▶ **TEXT PROVIDED**
########################################
Archive for September, 2012

Off the record 2 – now available

Posted by on September 26th, 2012

I was enormously pleased to be a part of the first Off The Record (details here, but basically it was an anthology of short stories based around song titles, where all the profits went to charities connected to children’s literacy). I’m just as pleased to have a story in Off The Record 2, which has launched today.

You can find more details here.

Basically, the second anthology is also for charity, but the difference this time is that the story titles are taken from movies instead of songs. There are a lot of great writers involved, and it’s dead cheap, so you should definitely pick up a copy. My own story is called “9 Songs”. It’s not remotely crime, but is based on an idea I’ve tried to make work a few times as a short and always had trouble with. The anthology gave me the incentive to work on it properly and get it into a shape I’m happy with (as happy as I ever am, at least).

Huge thanks – and congratulations – to Luca Veste and Paul Brazill for pulling this collection together. I think it’s amazing that two writers could put so much personal effort into collecting original stories for such a good cause, all at no benefit to themselves. They are gentlemen and scholars, and I raise a glass to them. Please do consider supporting their efforts. You get some great stories (and mine); you get them cheap; and you get to contribute to something worthwhile.

Earlier this week, I was one of several people involved in drafting the open letter in the previous post, to which I also added my signature. Since then, the letter has been posted online (here), where others are welcome to add their signatures as well.

At the time of writing this, nearly 400 people have done so. Naturally, there has also been a degree of discussion and criticism of the letter from others, including (but not limited to) Barry Eisler and Joe Konrath. This post is not addressed to either of those critics in particular, but I wanted to mention a few points of criticism and clarify where I stand. It should go without saying that the opinions below are mine, and do not represent any of the other signatories to the letter.

1. It’s a witch-hunt, specifically of the three writers named.

Well, not in my eyes, it’s not. As you can imagine, one of the lengthiest discussions had while drafting the letter was whether to mention the three writers by name. Arguments were made on both sides.

My view was that the focus of the letter should be on the behaviour itself rather than the individuals, but that there was no reason not to name them. For readers unfamiliar with what had taken place, it explained the context for writing the letter in the first place; for readers familiar with events, the names were known anyway. And all three writers were already in the news, frequently mentioned in the same major articles.
########################################
▶ **WRITTEN PROBLEM 1**
In the blog post, why did the writer see no reason to leave the three writers' names out of the open letter?
########################################
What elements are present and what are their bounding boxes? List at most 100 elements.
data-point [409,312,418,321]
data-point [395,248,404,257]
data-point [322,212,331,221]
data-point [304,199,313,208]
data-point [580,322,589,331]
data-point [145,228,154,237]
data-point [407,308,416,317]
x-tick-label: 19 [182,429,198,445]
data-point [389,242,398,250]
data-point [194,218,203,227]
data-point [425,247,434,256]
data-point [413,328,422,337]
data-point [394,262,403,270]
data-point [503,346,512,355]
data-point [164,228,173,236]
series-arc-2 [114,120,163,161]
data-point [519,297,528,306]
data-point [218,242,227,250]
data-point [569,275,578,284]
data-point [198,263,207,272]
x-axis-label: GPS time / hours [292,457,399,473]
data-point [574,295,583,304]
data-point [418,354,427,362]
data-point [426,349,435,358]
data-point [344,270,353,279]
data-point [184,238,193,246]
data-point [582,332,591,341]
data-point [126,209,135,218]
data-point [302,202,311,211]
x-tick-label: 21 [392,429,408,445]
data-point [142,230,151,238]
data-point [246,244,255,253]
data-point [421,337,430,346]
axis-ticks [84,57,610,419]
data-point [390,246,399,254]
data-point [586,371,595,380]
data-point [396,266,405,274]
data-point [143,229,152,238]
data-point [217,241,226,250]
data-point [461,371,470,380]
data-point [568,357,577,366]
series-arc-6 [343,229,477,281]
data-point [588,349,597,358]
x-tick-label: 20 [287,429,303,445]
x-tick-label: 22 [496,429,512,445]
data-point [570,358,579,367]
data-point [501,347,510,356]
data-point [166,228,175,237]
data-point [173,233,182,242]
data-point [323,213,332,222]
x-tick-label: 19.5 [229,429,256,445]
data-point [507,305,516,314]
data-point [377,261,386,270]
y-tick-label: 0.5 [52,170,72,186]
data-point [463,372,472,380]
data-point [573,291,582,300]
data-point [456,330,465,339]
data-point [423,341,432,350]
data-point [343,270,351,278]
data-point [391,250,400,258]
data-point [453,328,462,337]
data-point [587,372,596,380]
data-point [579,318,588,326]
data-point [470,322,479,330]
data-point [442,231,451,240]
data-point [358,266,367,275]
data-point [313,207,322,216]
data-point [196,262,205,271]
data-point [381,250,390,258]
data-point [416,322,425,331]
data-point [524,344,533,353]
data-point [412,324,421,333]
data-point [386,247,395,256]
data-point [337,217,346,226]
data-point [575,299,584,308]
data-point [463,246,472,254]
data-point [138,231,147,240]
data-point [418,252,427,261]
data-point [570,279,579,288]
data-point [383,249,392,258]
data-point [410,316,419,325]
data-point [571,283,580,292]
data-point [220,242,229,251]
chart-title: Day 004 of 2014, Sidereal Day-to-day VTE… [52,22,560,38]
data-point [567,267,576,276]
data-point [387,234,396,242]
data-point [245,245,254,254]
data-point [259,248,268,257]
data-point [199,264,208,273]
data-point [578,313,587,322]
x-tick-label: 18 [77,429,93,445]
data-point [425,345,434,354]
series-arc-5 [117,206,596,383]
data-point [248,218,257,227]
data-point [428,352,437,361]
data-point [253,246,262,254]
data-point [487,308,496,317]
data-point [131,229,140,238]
########################################
▶ **WRITTEN PROBLEM 2**
Write out the entries word for word. Begin at their first line and stop after the line that contains "data-point [413,328,422,337]".

▶ **OUTPUT 1**
For readers who didn't know what had happened, the names explained why the letter was written. Readers who did know already knew the names. All three writers were also already in the news and were often mentioned in the same major articles.

▶ **OUTPUT 2**
What elements are present and what are their bounding boxes? List at most 100 elements.
data-point [409,312,418,321]
data-point [395,248,404,257]
data-point [322,212,331,221]
data-point [304,199,313,208]
data-point [580,322,589,331]
data-point [145,228,154,237]
data-point [407,308,416,317]
x-tick-label: 19 [182,429,198,445]
data-point [389,242,398,250]
data-point [194,218,203,227]
data-point [425,247,434,256]
data-point [413,328,422,337]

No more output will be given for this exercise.